§ THE EXERCISE
Wherever the word "broken" appears in a line, copy that line.

★ ★ ★ ★ ★

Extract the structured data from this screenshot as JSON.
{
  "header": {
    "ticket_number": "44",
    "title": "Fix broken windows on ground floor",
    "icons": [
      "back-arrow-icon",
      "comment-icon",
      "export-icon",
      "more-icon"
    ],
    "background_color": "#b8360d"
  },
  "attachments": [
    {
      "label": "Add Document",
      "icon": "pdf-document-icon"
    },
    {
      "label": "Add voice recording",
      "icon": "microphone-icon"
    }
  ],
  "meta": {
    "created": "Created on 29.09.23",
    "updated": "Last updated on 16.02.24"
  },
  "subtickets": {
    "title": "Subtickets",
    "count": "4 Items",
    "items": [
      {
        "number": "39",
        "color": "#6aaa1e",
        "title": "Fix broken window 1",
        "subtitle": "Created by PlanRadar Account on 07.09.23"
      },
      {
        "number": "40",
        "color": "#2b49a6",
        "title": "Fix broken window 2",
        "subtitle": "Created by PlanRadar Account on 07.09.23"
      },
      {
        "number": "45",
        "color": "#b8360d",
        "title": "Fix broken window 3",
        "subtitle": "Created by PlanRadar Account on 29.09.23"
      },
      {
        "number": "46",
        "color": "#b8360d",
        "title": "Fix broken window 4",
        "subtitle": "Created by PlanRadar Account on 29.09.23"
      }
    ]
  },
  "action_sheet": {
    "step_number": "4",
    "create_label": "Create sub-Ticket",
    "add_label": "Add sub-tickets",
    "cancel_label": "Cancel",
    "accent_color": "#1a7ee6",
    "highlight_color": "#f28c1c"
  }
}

★ ★ ★ ★ ★

§ FINAL RESULT
    "title": "Fix broken windows on ground floor",
        "title": "Fix broken window 1",
        "title": "Fix broken window 2",
        "title": "Fix broken window 3",
        "title": "Fix broken window 4",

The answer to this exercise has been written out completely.